What is needed: Your task is to print all of the data word for word.

>>>>

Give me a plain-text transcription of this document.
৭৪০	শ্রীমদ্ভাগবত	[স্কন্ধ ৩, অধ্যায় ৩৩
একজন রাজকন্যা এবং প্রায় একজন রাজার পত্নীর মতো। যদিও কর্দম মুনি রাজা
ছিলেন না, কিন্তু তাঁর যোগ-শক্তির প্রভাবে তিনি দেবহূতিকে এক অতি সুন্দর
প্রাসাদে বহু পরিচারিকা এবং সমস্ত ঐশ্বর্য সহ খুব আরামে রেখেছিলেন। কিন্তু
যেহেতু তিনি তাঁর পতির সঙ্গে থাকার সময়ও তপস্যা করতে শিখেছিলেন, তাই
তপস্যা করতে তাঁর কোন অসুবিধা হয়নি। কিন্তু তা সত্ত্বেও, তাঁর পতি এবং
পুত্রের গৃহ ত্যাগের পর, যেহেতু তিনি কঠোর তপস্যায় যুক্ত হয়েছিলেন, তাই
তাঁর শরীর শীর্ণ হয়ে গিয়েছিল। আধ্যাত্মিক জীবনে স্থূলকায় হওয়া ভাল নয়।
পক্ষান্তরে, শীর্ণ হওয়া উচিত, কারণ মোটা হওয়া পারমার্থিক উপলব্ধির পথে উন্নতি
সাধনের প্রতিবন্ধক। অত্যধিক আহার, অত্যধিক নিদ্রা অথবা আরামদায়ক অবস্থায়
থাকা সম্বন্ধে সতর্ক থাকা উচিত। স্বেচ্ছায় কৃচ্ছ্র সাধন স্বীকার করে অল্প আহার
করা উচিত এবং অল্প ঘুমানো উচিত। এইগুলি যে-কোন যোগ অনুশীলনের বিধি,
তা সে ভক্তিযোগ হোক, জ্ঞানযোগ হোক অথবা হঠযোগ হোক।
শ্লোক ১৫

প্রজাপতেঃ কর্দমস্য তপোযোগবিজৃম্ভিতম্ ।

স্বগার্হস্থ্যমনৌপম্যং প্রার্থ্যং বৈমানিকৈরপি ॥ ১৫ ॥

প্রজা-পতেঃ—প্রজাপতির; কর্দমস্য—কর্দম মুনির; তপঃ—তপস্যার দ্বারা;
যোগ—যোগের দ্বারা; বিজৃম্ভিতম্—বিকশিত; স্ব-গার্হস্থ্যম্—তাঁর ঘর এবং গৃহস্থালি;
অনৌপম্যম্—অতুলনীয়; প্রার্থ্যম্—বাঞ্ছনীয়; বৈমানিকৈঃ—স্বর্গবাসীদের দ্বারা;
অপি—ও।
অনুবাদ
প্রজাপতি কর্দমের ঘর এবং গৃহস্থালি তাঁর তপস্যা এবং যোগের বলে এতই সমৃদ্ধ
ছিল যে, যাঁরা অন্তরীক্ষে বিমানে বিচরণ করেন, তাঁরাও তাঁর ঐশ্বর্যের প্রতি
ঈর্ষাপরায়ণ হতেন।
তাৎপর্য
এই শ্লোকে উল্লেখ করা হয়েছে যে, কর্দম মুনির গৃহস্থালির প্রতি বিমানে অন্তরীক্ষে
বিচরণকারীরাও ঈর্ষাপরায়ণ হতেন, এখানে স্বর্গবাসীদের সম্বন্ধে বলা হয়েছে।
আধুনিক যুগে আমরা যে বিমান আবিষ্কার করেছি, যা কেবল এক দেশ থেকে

<<<<

Exercise solution:
Give me a plain-text transcription of this document.
৭৪০	শ্রীমদ্ভাগবত	[স্কন্ধ ৩, অধ্যায় ৩৩
একজন রাজকন্যা এবং প্রায় একজন রাজার পত্নীর মতো। যদিও কর্দম মুনি রাজা
ছিলেন না, কিন্তু তাঁর যোগ-শক্তির প্রভাবে তিনি দেবহূতিকে এক অতি সুন্দর
প্রাসাদে বহু পরিচারিকা এবং সমস্ত ঐশ্বর্য সহ খুব আরামে রেখেছিলেন। কিন্তু
যেহেতু তিনি তাঁর পতির সঙ্গে থাকার সময়ও তপস্যা করতে শিখেছিলেন, তাই
তপস্যা করতে তাঁর কোন অসুবিধা হয়নি। কিন্তু তা সত্ত্বেও, তাঁর পতি এবং
পুত্রের গৃহ ত্যাগের পর, যেহেতু তিনি কঠোর তপস্যায় যুক্ত হয়েছিলেন, তাই
তাঁর শরীর শীর্ণ হয়ে গিয়েছিল। আধ্যাত্মিক জীবনে স্থূলকায় হওয়া ভাল নয়।
পক্ষান্তরে, শীর্ণ হওয়া উচিত, কারণ মোটা হওয়া পারমার্থিক উপলব্ধির পথে উন্নতি
সাধনের প্রতিবন্ধক। অত্যধিক আহার, অত্যধিক নিদ্রা অথবা আরামদায়ক অবস্থায়
থাকা সম্বন্ধে সতর্ক থাকা উচিত। স্বেচ্ছায় কৃচ্ছ্র সাধন স্বীকার করে অল্প আহার
করা উচিত এবং অল্প ঘুমানো উচিত। এইগুলি যে-কোন যোগ অনুশীলনের বিধি,
তা সে ভক্তিযোগ হোক, জ্ঞানযোগ হোক অথবা হঠযোগ হোক।
শ্লোক ১৫

প্রজাপতেঃ কর্দমস্য তপোযোগবিজৃম্ভিতম্ ।

স্বগার্হস্থ্যমনৌপম্যং প্রার্থ্যং বৈমানিকৈরপি ॥ ১৫ ॥

প্রজা-পতেঃ—প্রজাপতির; কর্দমস্য—কর্দম মুনির; তপঃ—তপস্যার দ্বারা;
যোগ—যোগের দ্বারা; বিজৃম্ভিতম্—বিকশিত; স্ব-গার্হস্থ্যম্—তাঁর ঘর এবং গৃহস্থালি;
অনৌপম্যম্—অতুলনীয়; প্রার্থ্যম্—বাঞ্ছনীয়; বৈমানিকৈঃ—স্বর্গবাসীদের দ্বারা;
অপি—ও।
অনুবাদ
প্রজাপতি কর্দমের ঘর এবং গৃহস্থালি তাঁর তপস্যা এবং যোগের বলে এতই সমৃদ্ধ
ছিল যে, যাঁরা অন্তরীক্ষে বিমানে বিচরণ করেন, তাঁরাও তাঁর ঐশ্বর্যের প্রতি
ঈর্ষাপরায়ণ হতেন।
তাৎপর্য
এই শ্লোকে উল্লেখ করা হয়েছে যে, কর্দম মুনির গৃহস্থালির প্রতি বিমানে অন্তরীক্ষে
বিচরণকারীরাও ঈর্ষাপরায়ণ হতেন, এখানে স্বর্গবাসীদের সম্বন্ধে বলা হয়েছে।
আধুনিক যুগে আমরা যে বিমান আবিষ্কার করেছি, যা কেবল এক দেশ থেকে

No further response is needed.